Data records

^^^^

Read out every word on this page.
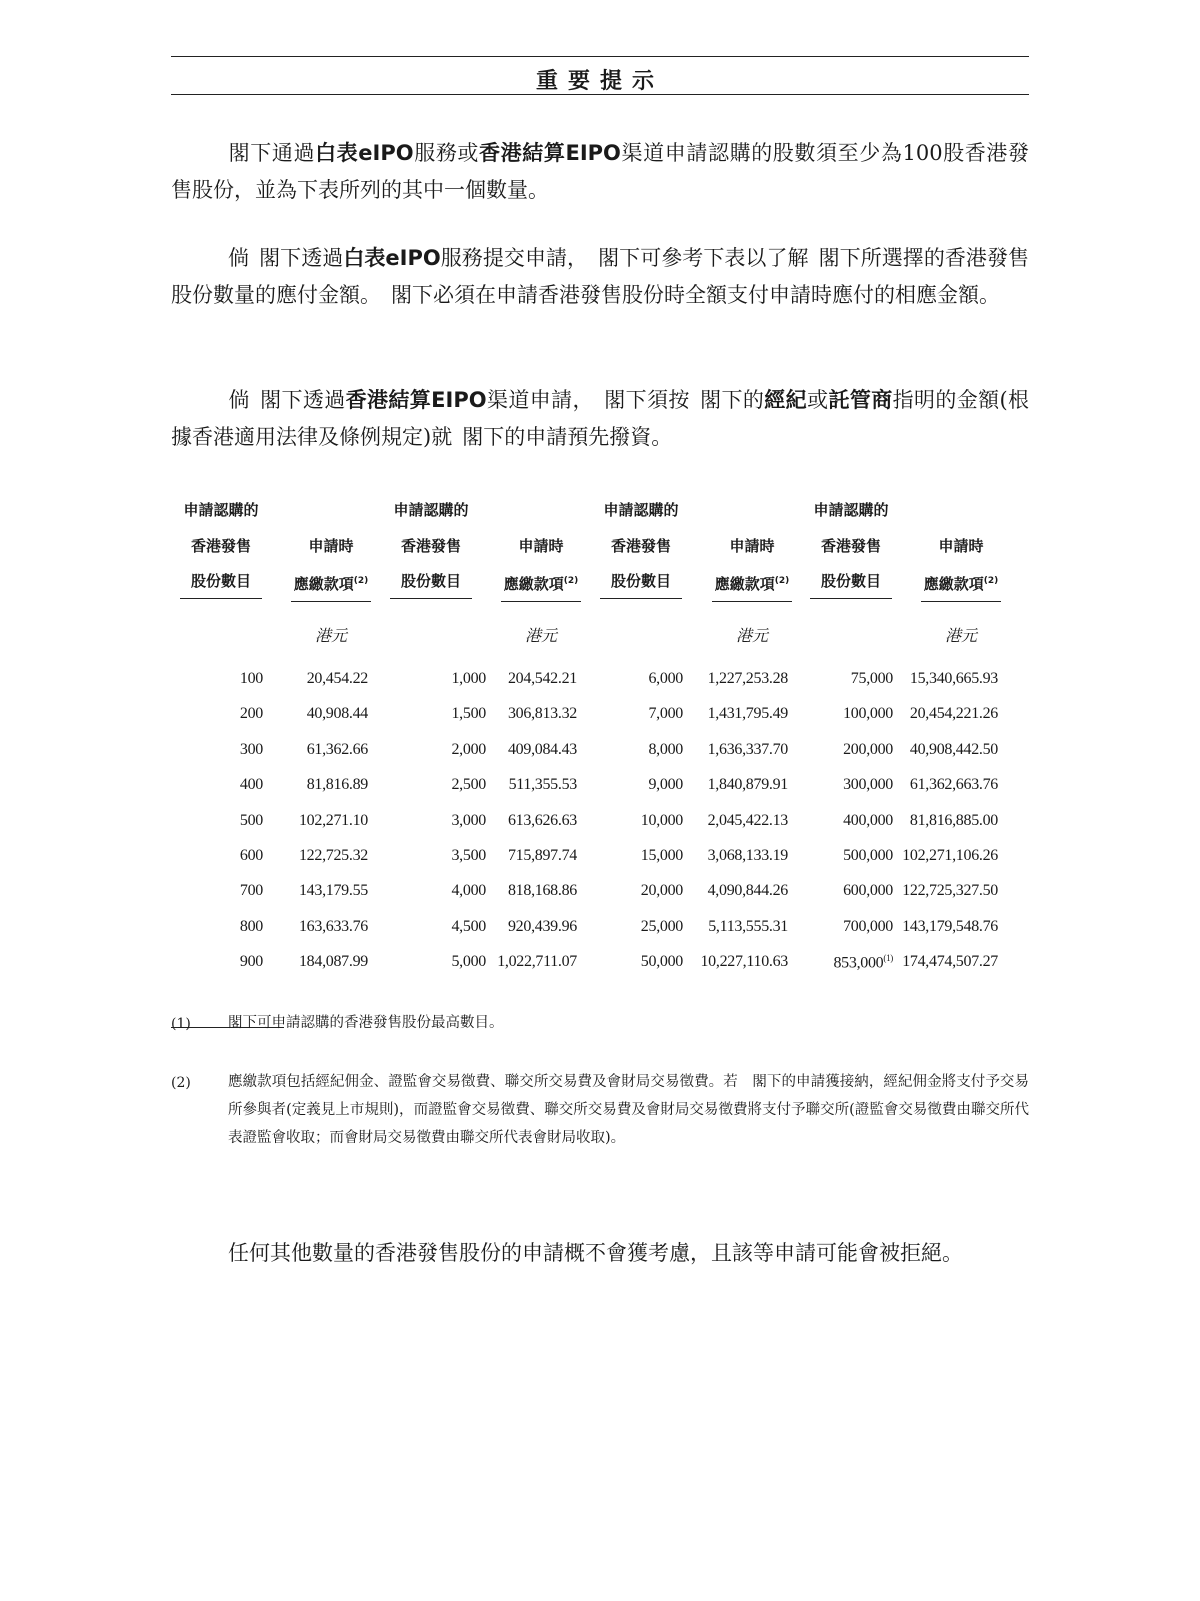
重要提示
閣下通過白表eIPO服務或香港結算EIPO渠道申請認購的股數須至少為100股香港發售股份，並為下表所列的其中一個數量。
倘 閣下透過白表eIPO服務提交申請， 閣下可參考下表以了解 閣下所選擇的香港發售股份數量的應付金額。 閣下必須在申請香港發售股份時全額支付申請時應付的相應金額。
倘 閣下透過香港結算EIPO渠道申請， 閣下須按 閣下的經紀或託管商指明的金額(根據香港適用法律及條例規定)就 閣下的申請預先撥資。
申請認購的
香港發售
股份數目
申請時
應繳款項$^{(2)}$
港元
100	20,454.22
200	40,908.44
300	61,362.66
400	81,816.89
500 102,271.10
600 122,725.32
700 143,179.55
800 163,633.76
900 184,087.99
申請認購的
香港發售
股份數目
申請時
應繳款項$^{(2)}$
港元
1,000 204,542.21
1,500 306,813.32
2,000 409,084.43
2,500 511,355.53
3,000 613,626.63
3,500 715,897.74
4,000 818,168.86
4,500 920,439.96
5,000 1,022,711.07
申請認購的
香港發售
股份數目
申請時
應繳款項$^{(2)}$
港元
6,000 1,227,253.28
7,000 1,431,795.49
8,000 1,636,337.70
9,000 1,840,879.91
10,000 2,045,422.13
15,000 3,068,133.19
20,000 4,090,844.26
25,000 5,113,555.31
50,000 10,227,110.63
申請認購的
香港發售
股份數目
申請時
應繳款項$^{(2)}$
港元
75,000 15,340,665.93
100,000 20,454,221.26
200,000 40,908,442.50
300,000 61,362,663.76
400,000 81,816,885.00
500,000 102,271,106.26
600,000 122,725,327.50
700,000 143,179,548.76
853,000$^{(1)}$ 174,474,507.27
(1)	閣下可申請認購的香港發售股份最高數目。
(2)	應繳款項包括經紀佣金、證監會交易徵費、聯交所交易費及會財局交易徵費。若　閣下的申請獲接納，經紀佣金將支付予交易所參與者(定義見上市規則)，而證監會交易徵費、聯交所交易費及會財局交易徵費將支付予聯交所(證監會交易徵費由聯交所代表證監會收取；而會財局交易徵費由聯交所代表會財局收取)。
任何其他數量的香港發售股份的申請概不會獲考慮，且該等申請可能會被拒絕。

^^^^

• [THE TASK]: Send back the data above word for word, with the pictures left out.

• [FINAL ANSWER]:
Read out every word on this page.
重要提示
閣下通過白表eIPO服務或香港結算EIPO渠道申請認購的股數須至少為100股香港發售股份，並為下表所列的其中一個數量。
倘 閣下透過白表eIPO服務提交申請， 閣下可參考下表以了解 閣下所選擇的香港發售股份數量的應付金額。 閣下必須在申請香港發售股份時全額支付申請時應付的相應金額。
倘 閣下透過香港結算EIPO渠道申請， 閣下須按 閣下的經紀或託管商指明的金額(根據香港適用法律及條例規定)就 閣下的申請預先撥資。
申請認購的
香港發售
股份數目
申請時
應繳款項$^{(2)}$
港元
100	20,454.22
200	40,908.44
300	61,362.66
400	81,816.89
500 102,271.10
600 122,725.32
700 143,179.55
800 163,633.76
900 184,087.99
申請認購的
香港發售
股份數目
申請時
應繳款項$^{(2)}$
港元
1,000 204,542.21
1,500 306,813.32
2,000 409,084.43
2,500 511,355.53
3,000 613,626.63
3,500 715,897.74
4,000 818,168.86
4,500 920,439.96
5,000 1,022,711.07
申請認購的
香港發售
股份數目
申請時
應繳款項$^{(2)}$
港元
6,000 1,227,253.28
7,000 1,431,795.49
8,000 1,636,337.70
9,000 1,840,879.91
10,000 2,045,422.13
15,000 3,068,133.19
20,000 4,090,844.26
25,000 5,113,555.31
50,000 10,227,110.63
申請認購的
香港發售
股份數目
申請時
應繳款項$^{(2)}$
港元
75,000 15,340,665.93
100,000 20,454,221.26
200,000 40,908,442.50
300,000 61,362,663.76
400,000 81,816,885.00
500,000 102,271,106.26
600,000 122,725,327.50
700,000 143,179,548.76
853,000$^{(1)}$ 174,474,507.27
(1)	閣下可申請認購的香港發售股份最高數目。
(2)	應繳款項包括經紀佣金、證監會交易徵費、聯交所交易費及會財局交易徵費。若　閣下的申請獲接納，經紀佣金將支付予交易所參與者(定義見上市規則)，而證監會交易徵費、聯交所交易費及會財局交易徵費將支付予聯交所(證監會交易徵費由聯交所代表證監會收取；而會財局交易徵費由聯交所代表會財局收取)。
任何其他數量的香港發售股份的申請概不會獲考慮，且該等申請可能會被拒絕。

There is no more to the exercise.